>> BEGIN

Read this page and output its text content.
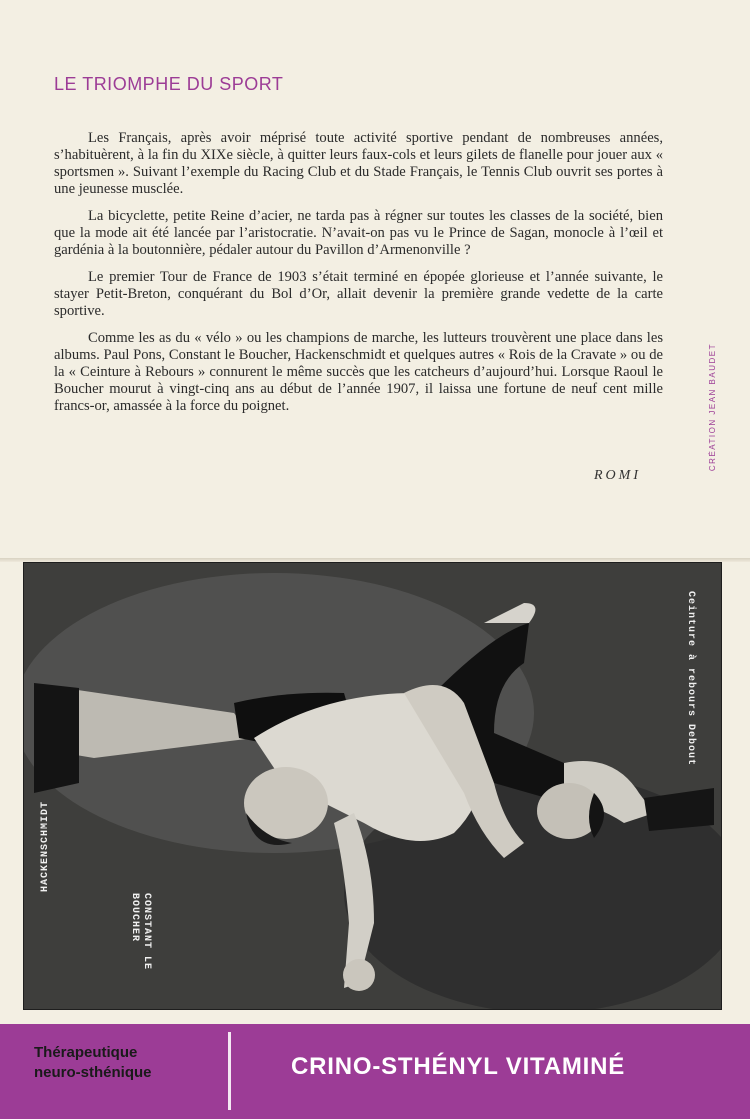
LE TRIOMPHE DU SPORT

Les Français, après avoir méprisé toute activité sportive pendant de nombreuses années, s’habituèrent, à la fin du XIXe siècle, à quitter leurs faux-cols et leurs gilets de flanelle pour jouer aux « sportsmen ». Suivant l’exemple du Racing Club et du Stade Français, le Tennis Club ouvrit ses portes à une jeunesse musclée.

La bicyclette, petite Reine d’acier, ne tarda pas à régner sur toutes les classes de la société, bien que la mode ait été lancée par l’aristocratie. N’avait-on pas vu le Prince de Sagan, monocle à l’œil et gardénia à la boutonnière, pédaler autour du Pavillon d’Armenonville ?

Le premier Tour de France de 1903 s’était terminé en épopée glorieuse et l’année suivante, le stayer Petit-Breton, conquérant du Bol d’Or, allait devenir la première grande vedette de la carte sportive.

Comme les as du « vélo » ou les champions de marche, les lutteurs trouvèrent une place dans les albums. Paul Pons, Constant le Boucher, Hackenschmidt et quelques autres « Rois de la Cravate » ou de la « Ceinture à Rebours » connurent le même succès que les catcheurs d’aujourd’hui. Lorsque Raoul le Boucher mourut à vingt-cinq ans au début de l’année 1907, il laissa une fortune de neuf cent mille francs-or, amassée à la force du poignet.

ROMI
CRÉATION JEAN BAUDET
Ceinture à rebours Debout
HACKENSCHMIDT
CONSTANT LE BOUCHER
Thérapeutique
neuro-sthénique	CRINO-STHÉNYL VITAMINÉ
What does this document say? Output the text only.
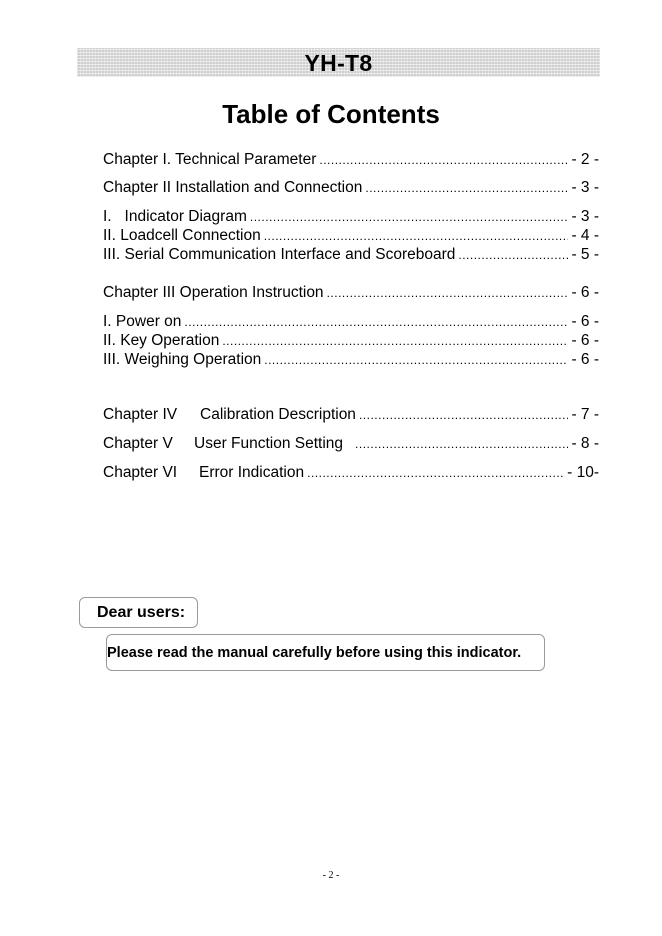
YH-T8
Table of Contents
Chapter I. Technical Parameter .....	- 2 -
Chapter II Installation and Connection .....	- 3 -
I.   Indicator Diagram .....	- 3 -
II. Loadcell Connection .....	- 4 -
III. Serial Communication Interface and Scoreboard .....	- 5 -
Chapter III Operation Instruction .....	- 6 -
I. Power on .....	- 6 -
II. Key Operation .....	- 6 -
III. Weighing Operation .....	- 6 -
Chapter IV Calibration Description .....	- 7 -
Chapter V User Function Setting .....	- 8 -
Chapter VI Error Indication .....	- 10-
Dear users:
Please read the manual carefully before using this indicator.
- 2 -
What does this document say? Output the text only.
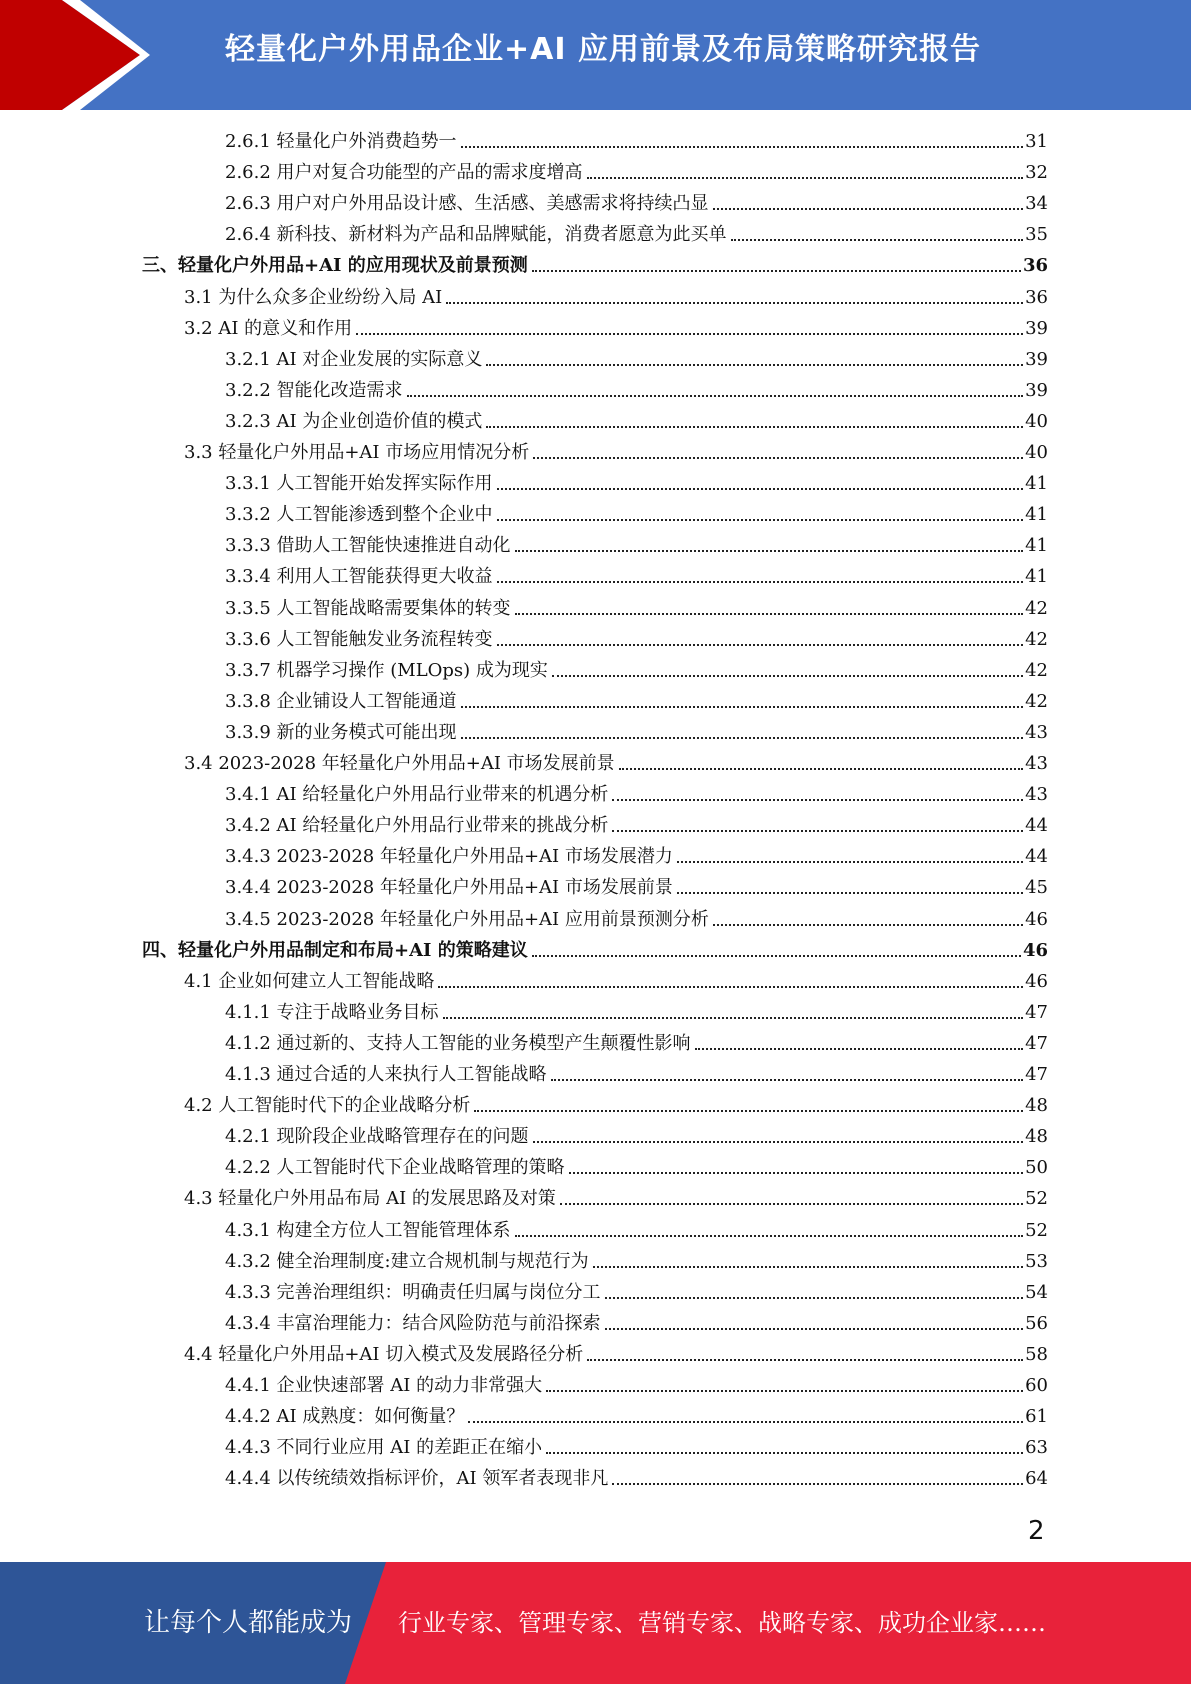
轻量化户外用品企业+AI 应用前景及布局策略研究报告
2.6.1 轻量化户外消费趋势一	31
2.6.2 用户对复合功能型的产品的需求度增高	32
2.6.3 用户对户外用品设计感、生活感、美感需求将持续凸显	34
2.6.4 新科技、新材料为产品和品牌赋能，消费者愿意为此买单	35
三、轻量化户外用品+AI 的应用现状及前景预测	36
3.1 为什么众多企业纷纷入局 AI	36
3.2 AI 的意义和作用	39
3.2.1 AI 对企业发展的实际意义	39
3.2.2 智能化改造需求	39
3.2.3 AI 为企业创造价值的模式	40
3.3 轻量化户外用品+AI 市场应用情况分析	40
3.3.1 人工智能开始发挥实际作用	41
3.3.2 人工智能渗透到整个企业中	41
3.3.3 借助人工智能快速推进自动化	41
3.3.4 利用人工智能获得更大收益	41
3.3.5 人工智能战略需要集体的转变	42
3.3.6 人工智能触发业务流程转变	42
3.3.7 机器学习操作 (MLOps) 成为现实	42
3.3.8 企业铺设人工智能通道	42
3.3.9 新的业务模式可能出现	43
3.4 2023-2028 年轻量化户外用品+AI 市场发展前景	43
3.4.1 AI 给轻量化户外用品行业带来的机遇分析	43
3.4.2 AI 给轻量化户外用品行业带来的挑战分析	44
3.4.3 2023-2028 年轻量化户外用品+AI 市场发展潜力	44
3.4.4 2023-2028 年轻量化户外用品+AI 市场发展前景	45
3.4.5 2023-2028 年轻量化户外用品+AI 应用前景预测分析	46
四、轻量化户外用品制定和布局+AI 的策略建议	46
4.1 企业如何建立人工智能战略	46
4.1.1 专注于战略业务目标	47
4.1.2 通过新的、支持人工智能的业务模型产生颠覆性影响	47
4.1.3 通过合适的人来执行人工智能战略	47
4.2 人工智能时代下的企业战略分析	48
4.2.1 现阶段企业战略管理存在的问题	48
4.2.2 人工智能时代下企业战略管理的策略	50
4.3 轻量化户外用品布局 AI 的发展思路及对策	52
4.3.1 构建全方位人工智能管理体系	52
4.3.2 健全治理制度:建立合规机制与规范行为	53
4.3.3 完善治理组织：明确责任归属与岗位分工	54
4.3.4 丰富治理能力：结合风险防范与前沿探索	56
4.4 轻量化户外用品+AI 切入模式及发展路径分析	58
4.4.1 企业快速部署 AI 的动力非常强大	60
4.4.2 AI 成熟度：如何衡量？	61
4.4.3 不同行业应用 AI 的差距正在缩小	63
4.4.4 以传统绩效指标评价，AI 领军者表现非凡	64
2
让每个人都能成为 行业专家、管理专家、营销专家、战略专家、成功企业家……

>> END

Are you able to set down all the lines above exactly, without any pictures?

Read this page and output its text content.
LE TRIOMPHE DU SPORT

Les Français, après avoir méprisé toute activité sportive pendant de nombreuses années, s’habituèrent, à la fin du XIXe siècle, à quitter leurs faux-cols et leurs gilets de flanelle pour jouer aux « sportsmen ». Suivant l’exemple du Racing Club et du Stade Français, le Tennis Club ouvrit ses portes à une jeunesse musclée.

La bicyclette, petite Reine d’acier, ne tarda pas à régner sur toutes les classes de la société, bien que la mode ait été lancée par l’aristocratie. N’avait-on pas vu le Prince de Sagan, monocle à l’œil et gardénia à la boutonnière, pédaler autour du Pavillon d’Armenonville ?

Le premier Tour de France de 1903 s’était terminé en épopée glorieuse et l’année suivante, le stayer Petit-Breton, conquérant du Bol d’Or, allait devenir la première grande vedette de la carte sportive.

Comme les as du « vélo » ou les champions de marche, les lutteurs trouvèrent une place dans les albums. Paul Pons, Constant le Boucher, Hackenschmidt et quelques autres « Rois de la Cravate » ou de la « Ceinture à Rebours » connurent le même succès que les catcheurs d’aujourd’hui. Lorsque Raoul le Boucher mourut à vingt-cinq ans au début de l’année 1907, il laissa une fortune de neuf cent mille francs-or, amassée à la force du poignet.

ROMI
CRÉATION JEAN BAUDET
Ceinture à rebours Debout
HACKENSCHMIDT
CONSTANT LE BOUCHER
Thérapeutique
neuro-sthénique	CRINO-STHÉNYL VITAMINÉ
What does this document say? Output the text only.
YH-T8
Table of Contents
Chapter I. Technical Parameter .....	- 2 -
Chapter II Installation and Connection .....	- 3 -
I.   Indicator Diagram .....	- 3 -
II. Loadcell Connection .....	- 4 -
III. Serial Communication Interface and Scoreboard .....	- 5 -
Chapter III Operation Instruction .....	- 6 -
I. Power on .....	- 6 -
II. Key Operation .....	- 6 -
III. Weighing Operation .....	- 6 -
Chapter IV Calibration Description .....	- 7 -
Chapter V User Function Setting .....	- 8 -
Chapter VI Error Indication .....	- 10-
Dear users:
Please read the manual carefully before using this indicator.
- 2 -
What does this document say? Output the text only.
轻量化户外用品企业+AI 应用前景及布局策略研究报告
2.6.1 轻量化户外消费趋势一	31
2.6.2 用户对复合功能型的产品的需求度增高	32
2.6.3 用户对户外用品设计感、生活感、美感需求将持续凸显	34
2.6.4 新科技、新材料为产品和品牌赋能，消费者愿意为此买单	35
三、轻量化户外用品+AI 的应用现状及前景预测	36
3.1 为什么众多企业纷纷入局 AI	36
3.2 AI 的意义和作用	39
3.2.1 AI 对企业发展的实际意义	39
3.2.2 智能化改造需求	39
3.2.3 AI 为企业创造价值的模式	40
3.3 轻量化户外用品+AI 市场应用情况分析	40
3.3.1 人工智能开始发挥实际作用	41
3.3.2 人工智能渗透到整个企业中	41
3.3.3 借助人工智能快速推进自动化	41
3.3.4 利用人工智能获得更大收益	41
3.3.5 人工智能战略需要集体的转变	42
3.3.6 人工智能触发业务流程转变	42
3.3.7 机器学习操作 (MLOps) 成为现实	42
3.3.8 企业铺设人工智能通道	42
3.3.9 新的业务模式可能出现	43
3.4 2023-2028 年轻量化户外用品+AI 市场发展前景	43
3.4.1 AI 给轻量化户外用品行业带来的机遇分析	43
3.4.2 AI 给轻量化户外用品行业带来的挑战分析	44
3.4.3 2023-2028 年轻量化户外用品+AI 市场发展潜力	44
3.4.4 2023-2028 年轻量化户外用品+AI 市场发展前景	45
3.4.5 2023-2028 年轻量化户外用品+AI 应用前景预测分析	46
四、轻量化户外用品制定和布局+AI 的策略建议	46
4.1 企业如何建立人工智能战略	46
4.1.1 专注于战略业务目标	47
4.1.2 通过新的、支持人工智能的业务模型产生颠覆性影响	47
4.1.3 通过合适的人来执行人工智能战略	47
4.2 人工智能时代下的企业战略分析	48
4.2.1 现阶段企业战略管理存在的问题	48
4.2.2 人工智能时代下企业战略管理的策略	50
4.3 轻量化户外用品布局 AI 的发展思路及对策	52
4.3.1 构建全方位人工智能管理体系	52
4.3.2 健全治理制度:建立合规机制与规范行为	53
4.3.3 完善治理组织：明确责任归属与岗位分工	54
4.3.4 丰富治理能力：结合风险防范与前沿探索	56
4.4 轻量化户外用品+AI 切入模式及发展路径分析	58
4.4.1 企业快速部署 AI 的动力非常强大	60
4.4.2 AI 成熟度：如何衡量？	61
4.4.3 不同行业应用 AI 的差距正在缩小	63
4.4.4 以传统绩效指标评价，AI 领军者表现非凡	64
2
让每个人都能成为 行业专家、管理专家、营销专家、战略专家、成功企业家……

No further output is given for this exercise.